╔══

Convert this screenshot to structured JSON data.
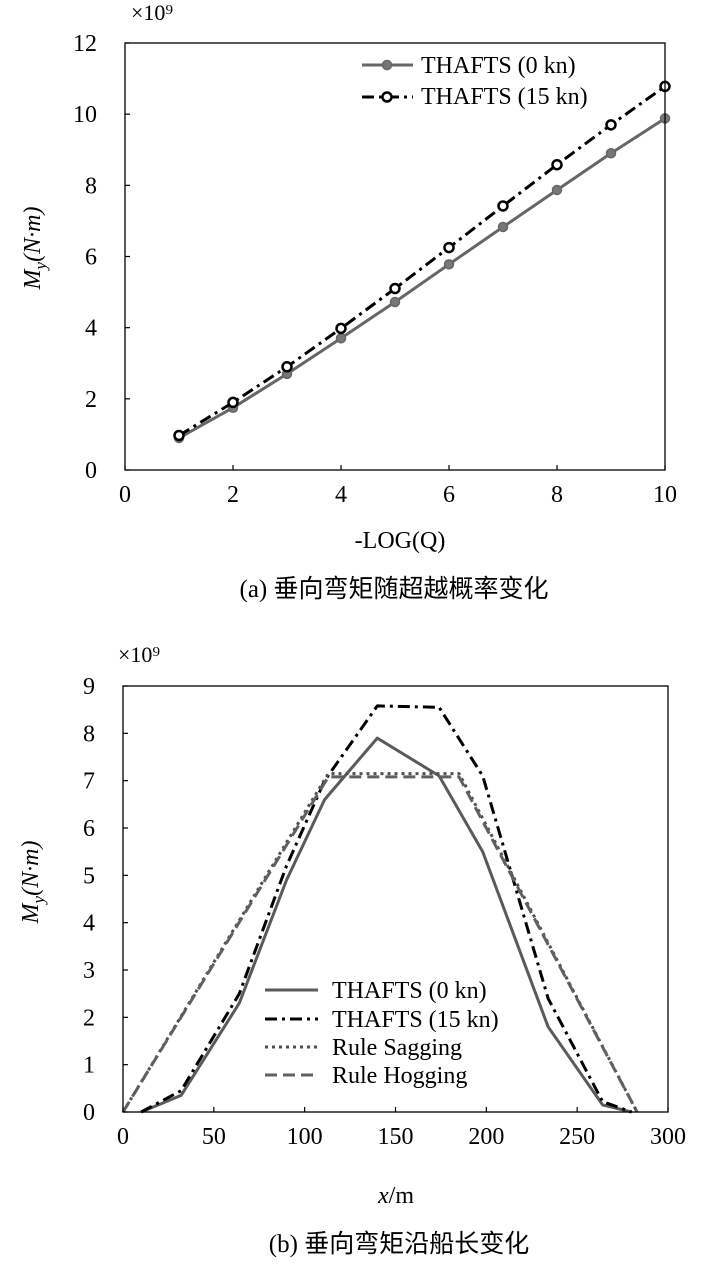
{
  "chart_data": [
    {
      "type": "line",
      "caption": "(a) 垂向弯矩随超越概率变化",
      "multiplier": "×10⁹",
      "xlabel": "-LOG(Q)",
      "ylabel": {
        "main": "M",
        "sub": "y",
        "unit": "(N·m)"
      },
      "xlim": [
        0,
        10
      ],
      "ylim": [
        0,
        12
      ],
      "xticks": [
        0,
        2,
        4,
        6,
        8,
        10
      ],
      "yticks": [
        0,
        2,
        4,
        6,
        8,
        10,
        12
      ],
      "grid": false,
      "legend_position": "top-right",
      "series": [
        {
          "name": "THAFTS (0 kn)",
          "color": "#666666",
          "line_style": "solid",
          "marker": "filled-circle",
          "x": [
            1,
            2,
            3,
            4,
            5,
            6,
            7,
            8,
            9,
            10
          ],
          "y": [
            0.9,
            1.75,
            2.7,
            3.7,
            4.72,
            5.78,
            6.83,
            7.87,
            8.9,
            9.88
          ]
        },
        {
          "name": "THAFTS (15 kn)",
          "color": "#000000",
          "line_style": "dash-dot",
          "marker": "open-circle",
          "x": [
            1,
            2,
            3,
            4,
            5,
            6,
            7,
            8,
            9,
            10
          ],
          "y": [
            0.97,
            1.9,
            2.9,
            3.98,
            5.1,
            6.25,
            7.42,
            8.58,
            9.7,
            10.78
          ]
        }
      ]
    },
    {
      "type": "line",
      "caption": "(b) 垂向弯矩沿船长变化",
      "multiplier": "×10⁹",
      "xlabel": {
        "main": "x",
        "unit": "/m"
      },
      "ylabel": {
        "main": "M",
        "sub": "y",
        "unit": "(N·m)"
      },
      "xlim": [
        0,
        300
      ],
      "ylim": [
        0,
        9
      ],
      "xticks": [
        0,
        50,
        100,
        150,
        200,
        250,
        300
      ],
      "yticks": [
        0,
        1,
        2,
        3,
        4,
        5,
        6,
        7,
        8,
        9
      ],
      "grid": false,
      "legend_position": "bottom-center",
      "series": [
        {
          "name": "THAFTS (0 kn)",
          "color": "#5a5a5a",
          "line_style": "solid",
          "x": [
            10,
            32,
            64,
            90,
            111,
            140,
            174,
            198,
            234,
            264,
            280
          ],
          "y": [
            0,
            0.35,
            2.3,
            4.9,
            6.6,
            7.9,
            7.1,
            5.5,
            1.8,
            0.15,
            0
          ]
        },
        {
          "name": "THAFTS (15 kn)",
          "color": "#000000",
          "line_style": "dash-dot",
          "x": [
            10,
            32,
            64,
            90,
            111,
            140,
            174,
            198,
            234,
            264,
            280
          ],
          "y": [
            0,
            0.45,
            2.5,
            5.2,
            7.0,
            8.58,
            8.55,
            7.1,
            2.4,
            0.22,
            0
          ]
        },
        {
          "name": "Rule Sagging",
          "color": "#505050",
          "line_style": "dotted",
          "x": [
            0,
            113,
            185,
            283
          ],
          "y": [
            0,
            7.15,
            7.15,
            0
          ]
        },
        {
          "name": "Rule Hogging",
          "color": "#606060",
          "line_style": "dashed",
          "x": [
            0,
            113,
            185,
            283
          ],
          "y": [
            0,
            7.08,
            7.08,
            0
          ]
        }
      ]
    }
  ]
}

╚══

All of the lines above should be retyped precisely, apart from the pictures.

**Task solution**
Convert this screenshot to structured JSON data.
{
  "chart_data": [
    {
      "type": "line",
      "caption": "(a) 垂向弯矩随超越概率变化",
      "multiplier": "×10⁹",
      "xlabel": "-LOG(Q)",
      "ylabel": {
        "main": "M",
        "sub": "y",
        "unit": "(N·m)"
      },
      "xlim": [
        0,
        10
      ],
      "ylim": [
        0,
        12
      ],
      "xticks": [
        0,
        2,
        4,
        6,
        8,
        10
      ],
      "yticks": [
        0,
        2,
        4,
        6,
        8,
        10,
        12
      ],
      "grid": false,
      "legend_position": "top-right",
      "series": [
        {
          "name": "THAFTS (0 kn)",
          "color": "#666666",
          "line_style": "solid",
          "marker": "filled-circle",
          "x": [
            1,
            2,
            3,
            4,
            5,
            6,
            7,
            8,
            9,
            10
          ],
          "y": [
            0.9,
            1.75,
            2.7,
            3.7,
            4.72,
            5.78,
            6.83,
            7.87,
            8.9,
            9.88
          ]
        },
        {
          "name": "THAFTS (15 kn)",
          "color": "#000000",
          "line_style": "dash-dot",
          "marker": "open-circle",
          "x": [
            1,
            2,
            3,
            4,
            5,
            6,
            7,
            8,
            9,
            10
          ],
          "y": [
            0.97,
            1.9,
            2.9,
            3.98,
            5.1,
            6.25,
            7.42,
            8.58,
            9.7,
            10.78
          ]
        }
      ]
    },
    {
      "type": "line",
      "caption": "(b) 垂向弯矩沿船长变化",
      "multiplier": "×10⁹",
      "xlabel": {
        "main": "x",
        "unit": "/m"
      },
      "ylabel": {
        "main": "M",
        "sub": "y",
        "unit": "(N·m)"
      },
      "xlim": [
        0,
        300
      ],
      "ylim": [
        0,
        9
      ],
      "xticks": [
        0,
        50,
        100,
        150,
        200,
        250,
        300
      ],
      "yticks": [
        0,
        1,
        2,
        3,
        4,
        5,
        6,
        7,
        8,
        9
      ],
      "grid": false,
      "legend_position": "bottom-center",
      "series": [
        {
          "name": "THAFTS (0 kn)",
          "color": "#5a5a5a",
          "line_style": "solid",
          "x": [
            10,
            32,
            64,
            90,
            111,
            140,
            174,
            198,
            234,
            264,
            280
          ],
          "y": [
            0,
            0.35,
            2.3,
            4.9,
            6.6,
            7.9,
            7.1,
            5.5,
            1.8,
            0.15,
            0
          ]
        },
        {
          "name": "THAFTS (15 kn)",
          "color": "#000000",
          "line_style": "dash-dot",
          "x": [
            10,
            32,
            64,
            90,
            111,
            140,
            174,
            198,
            234,
            264,
            280
          ],
          "y": [
            0,
            0.45,
            2.5,
            5.2,
            7.0,
            8.58,
            8.55,
            7.1,
            2.4,
            0.22,
            0
          ]
        },
        {
          "name": "Rule Sagging",
          "color": "#505050",
          "line_style": "dotted",
          "x": [
            0,
            113,
            185,
            283
          ],
          "y": [
            0,
            7.15,
            7.15,
            0
          ]
        },
        {
          "name": "Rule Hogging",
          "color": "#606060",
          "line_style": "dashed",
          "x": [
            0,
            113,
            185,
            283
          ],
          "y": [
            0,
            7.08,
            7.08,
            0
          ]
        }
      ]
    }
  ]
}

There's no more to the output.